TASK INSTRUCTIONS:
Please output the lines shown below exactly as they appear.
____
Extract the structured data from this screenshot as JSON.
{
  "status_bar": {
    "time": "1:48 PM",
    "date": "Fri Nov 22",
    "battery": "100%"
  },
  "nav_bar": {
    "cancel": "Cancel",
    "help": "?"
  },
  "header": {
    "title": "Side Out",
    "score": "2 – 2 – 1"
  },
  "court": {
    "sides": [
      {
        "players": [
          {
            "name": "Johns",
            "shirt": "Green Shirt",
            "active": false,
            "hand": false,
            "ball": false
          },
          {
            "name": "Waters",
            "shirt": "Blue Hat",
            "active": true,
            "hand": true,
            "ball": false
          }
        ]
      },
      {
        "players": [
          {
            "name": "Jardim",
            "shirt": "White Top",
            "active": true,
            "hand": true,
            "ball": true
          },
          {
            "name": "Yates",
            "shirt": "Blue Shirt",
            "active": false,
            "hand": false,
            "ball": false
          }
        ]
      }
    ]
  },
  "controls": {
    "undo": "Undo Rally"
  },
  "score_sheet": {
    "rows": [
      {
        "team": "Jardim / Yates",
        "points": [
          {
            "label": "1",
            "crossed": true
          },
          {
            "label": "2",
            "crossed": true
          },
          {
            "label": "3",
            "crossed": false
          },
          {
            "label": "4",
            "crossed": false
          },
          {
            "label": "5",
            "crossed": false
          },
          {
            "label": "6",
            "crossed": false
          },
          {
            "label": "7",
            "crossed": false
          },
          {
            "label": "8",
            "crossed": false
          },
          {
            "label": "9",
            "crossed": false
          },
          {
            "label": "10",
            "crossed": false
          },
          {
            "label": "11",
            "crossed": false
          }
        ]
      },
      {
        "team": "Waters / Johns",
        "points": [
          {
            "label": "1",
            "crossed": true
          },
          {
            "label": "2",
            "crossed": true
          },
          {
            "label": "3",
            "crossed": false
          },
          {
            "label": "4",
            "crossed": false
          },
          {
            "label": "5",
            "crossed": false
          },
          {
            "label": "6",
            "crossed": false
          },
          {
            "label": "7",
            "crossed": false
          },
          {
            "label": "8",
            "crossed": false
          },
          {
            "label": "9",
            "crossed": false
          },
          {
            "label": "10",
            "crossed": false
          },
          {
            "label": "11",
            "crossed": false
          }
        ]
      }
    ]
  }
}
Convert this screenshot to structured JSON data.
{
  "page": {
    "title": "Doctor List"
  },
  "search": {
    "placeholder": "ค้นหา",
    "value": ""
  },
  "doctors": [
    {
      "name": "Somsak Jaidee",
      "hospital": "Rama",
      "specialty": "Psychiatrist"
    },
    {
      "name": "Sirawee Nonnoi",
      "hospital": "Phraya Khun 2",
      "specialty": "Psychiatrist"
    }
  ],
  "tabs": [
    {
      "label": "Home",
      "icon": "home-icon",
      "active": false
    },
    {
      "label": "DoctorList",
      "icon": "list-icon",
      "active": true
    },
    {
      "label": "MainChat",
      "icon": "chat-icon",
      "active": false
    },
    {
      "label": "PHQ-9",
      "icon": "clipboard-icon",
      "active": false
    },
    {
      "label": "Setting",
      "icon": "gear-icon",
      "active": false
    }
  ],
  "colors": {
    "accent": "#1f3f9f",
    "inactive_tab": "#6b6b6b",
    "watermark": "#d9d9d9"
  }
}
____
REPLY TO THE TASK:
Extract the structured data from this screenshot as JSON.
{
  "status_bar": {
    "time": "1:48 PM",
    "date": "Fri Nov 22",
    "battery": "100%"
  },
  "nav_bar": {
    "cancel": "Cancel",
    "help": "?"
  },
  "header": {
    "title": "Side Out",
    "score": "2 – 2 – 1"
  },
  "court": {
    "sides": [
      {
        "players": [
          {
            "name": "Johns",
            "shirt": "Green Shirt",
            "active": false,
            "hand": false,
            "ball": false
          },
          {
            "name": "Waters",
            "shirt": "Blue Hat",
            "active": true,
            "hand": true,
            "ball": false
          }
        ]
      },
      {
        "players": [
          {
            "name": "Jardim",
            "shirt": "White Top",
            "active": true,
            "hand": true,
            "ball": true
          },
          {
            "name": "Yates",
            "shirt": "Blue Shirt",
            "active": false,
            "hand": false,
            "ball": false
          }
        ]
      }
    ]
  },
  "controls": {
    "undo": "Undo Rally"
  },
  "score_sheet": {
    "rows": [
      {
        "team": "Jardim / Yates",
        "points": [
          {
            "label": "1",
            "crossed": true
          },
          {
            "label": "2",
            "crossed": true
          },
          {
            "label": "3",
            "crossed": false
          },
          {
            "label": "4",
            "crossed": false
          },
          {
            "label": "5",
            "crossed": false
          },
          {
            "label": "6",
            "crossed": false
          },
          {
            "label": "7",
            "crossed": false
          },
          {
            "label": "8",
            "crossed": false
          },
          {
            "label": "9",
            "crossed": false
          },
          {
            "label": "10",
            "crossed": false
          },
          {
            "label": "11",
            "crossed": false
          }
        ]
      },
      {
        "team": "Waters / Johns",
        "points": [
          {
            "label": "1",
            "crossed": true
          },
          {
            "label": "2",
            "crossed": true
          },
          {
            "label": "3",
            "crossed": false
          },
          {
            "label": "4",
            "crossed": false
          },
          {
            "label": "5",
            "crossed": false
          },
          {
            "label": "6",
            "crossed": false
          },
          {
            "label": "7",
            "crossed": false
          },
          {
            "label": "8",
            "crossed": false
          },
          {
            "label": "9",
            "crossed": false
          },
          {
            "label": "10",
            "crossed": false
          },
          {
            "label": "11",
            "crossed": false
          }
        ]
      }
    ]
  }
}
Convert this screenshot to structured JSON data.
{
  "page": {
    "title": "Doctor List"
  },
  "search": {
    "placeholder": "ค้นหา",
    "value": ""
  },
  "doctors": [
    {
      "name": "Somsak Jaidee",
      "hospital": "Rama",
      "specialty": "Psychiatrist"
    },
    {
      "name": "Sirawee Nonnoi",
      "hospital": "Phraya Khun 2",
      "specialty": "Psychiatrist"
    }
  ],
  "tabs": [
    {
      "label": "Home",
      "icon": "home-icon",
      "active": false
    },
    {
      "label": "DoctorList",
      "icon": "list-icon",
      "active": true
    },
    {
      "label": "MainChat",
      "icon": "chat-icon",
      "active": false
    },
    {
      "label": "PHQ-9",
      "icon": "clipboard-icon",
      "active": false
    },
    {
      "label": "Setting",
      "icon": "gear-icon",
      "active": false
    }
  ],
  "colors": {
    "accent": "#1f3f9f",
    "inactive_tab": "#6b6b6b",
    "watermark": "#d9d9d9"
  }
}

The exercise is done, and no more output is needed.